What the exercise asks: Go through the lines below and copy each one that holds the string "times".

Input rows:
+--
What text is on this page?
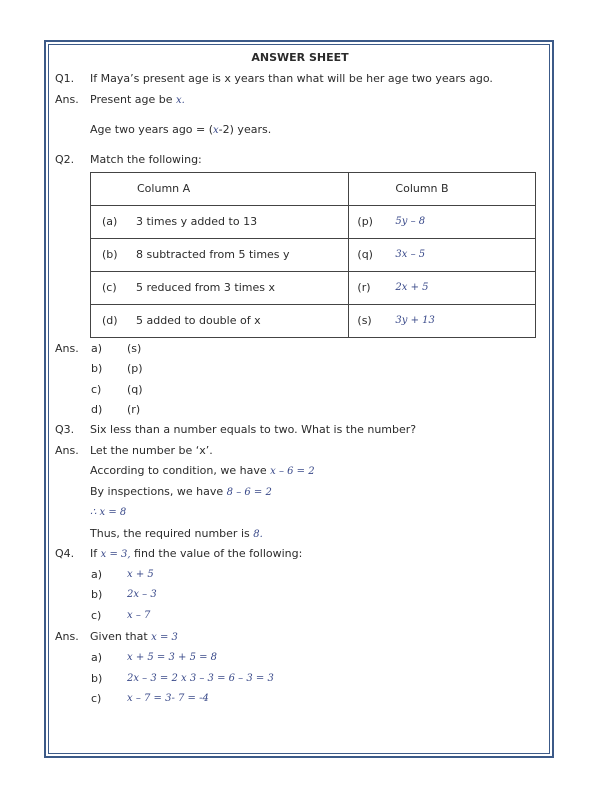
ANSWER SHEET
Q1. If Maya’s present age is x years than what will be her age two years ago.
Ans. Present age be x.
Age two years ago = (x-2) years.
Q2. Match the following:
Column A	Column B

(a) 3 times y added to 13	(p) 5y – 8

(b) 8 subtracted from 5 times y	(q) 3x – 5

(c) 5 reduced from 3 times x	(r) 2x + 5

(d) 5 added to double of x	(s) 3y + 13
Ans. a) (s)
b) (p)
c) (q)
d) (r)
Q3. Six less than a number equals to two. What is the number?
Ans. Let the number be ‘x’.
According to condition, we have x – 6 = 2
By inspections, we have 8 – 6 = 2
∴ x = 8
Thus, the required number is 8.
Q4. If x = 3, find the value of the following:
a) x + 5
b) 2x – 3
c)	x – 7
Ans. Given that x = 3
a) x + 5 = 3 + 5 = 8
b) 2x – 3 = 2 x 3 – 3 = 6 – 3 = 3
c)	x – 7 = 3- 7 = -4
+--
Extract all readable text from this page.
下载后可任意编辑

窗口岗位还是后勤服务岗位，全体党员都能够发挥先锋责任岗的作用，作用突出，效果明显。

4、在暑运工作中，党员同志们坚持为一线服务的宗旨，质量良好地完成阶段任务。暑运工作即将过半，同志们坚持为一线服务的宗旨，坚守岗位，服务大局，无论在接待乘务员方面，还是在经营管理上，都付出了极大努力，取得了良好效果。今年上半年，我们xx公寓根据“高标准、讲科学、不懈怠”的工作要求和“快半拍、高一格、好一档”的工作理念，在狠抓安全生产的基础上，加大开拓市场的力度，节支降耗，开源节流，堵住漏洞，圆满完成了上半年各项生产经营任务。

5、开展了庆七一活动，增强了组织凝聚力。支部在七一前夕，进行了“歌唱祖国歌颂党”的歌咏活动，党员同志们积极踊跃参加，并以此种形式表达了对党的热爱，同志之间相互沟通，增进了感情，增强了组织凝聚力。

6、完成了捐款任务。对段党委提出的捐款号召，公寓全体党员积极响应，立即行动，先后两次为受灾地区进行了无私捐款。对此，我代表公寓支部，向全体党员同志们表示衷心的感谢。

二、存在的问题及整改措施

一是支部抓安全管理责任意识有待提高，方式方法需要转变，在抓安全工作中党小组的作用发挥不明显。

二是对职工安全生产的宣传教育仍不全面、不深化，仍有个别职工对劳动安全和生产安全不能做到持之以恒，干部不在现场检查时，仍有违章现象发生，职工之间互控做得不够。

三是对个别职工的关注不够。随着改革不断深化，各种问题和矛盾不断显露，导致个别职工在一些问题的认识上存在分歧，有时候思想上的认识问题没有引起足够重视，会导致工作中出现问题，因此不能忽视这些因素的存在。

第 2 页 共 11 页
+--
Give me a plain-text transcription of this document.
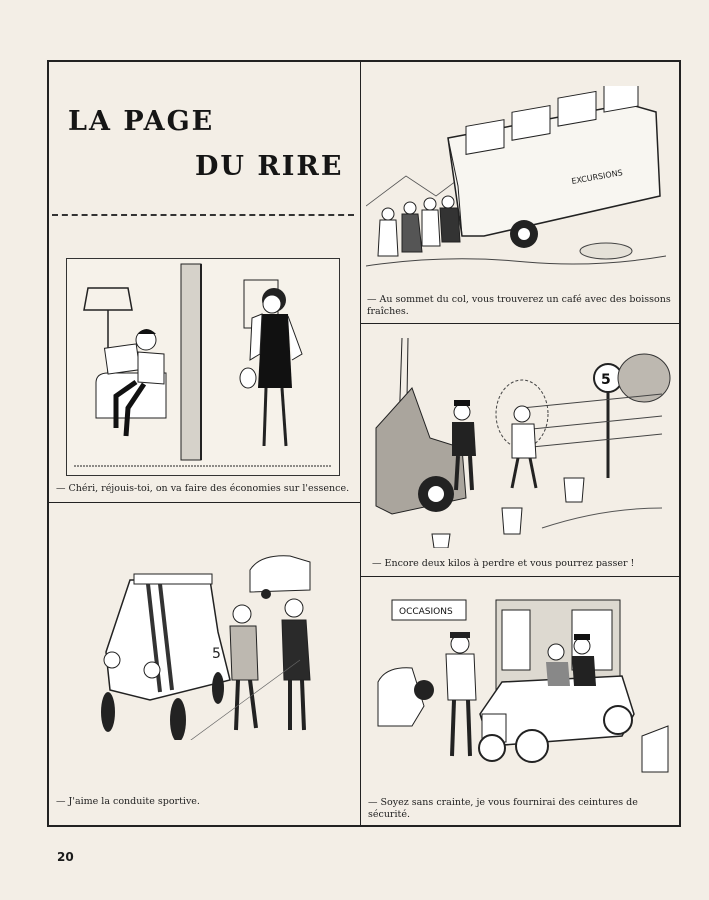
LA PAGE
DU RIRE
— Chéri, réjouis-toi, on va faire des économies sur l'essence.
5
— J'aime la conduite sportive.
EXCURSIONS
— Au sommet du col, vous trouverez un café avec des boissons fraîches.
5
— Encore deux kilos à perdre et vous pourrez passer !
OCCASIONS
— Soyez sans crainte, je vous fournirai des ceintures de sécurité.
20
+--
Expected answer:
(a) 3 times y added to 13	(p) 5y – 8
(b) 8 subtracted from 5 times y	(q) 3x – 5
(c) 5 reduced from 3 times x	(r) 2x + 5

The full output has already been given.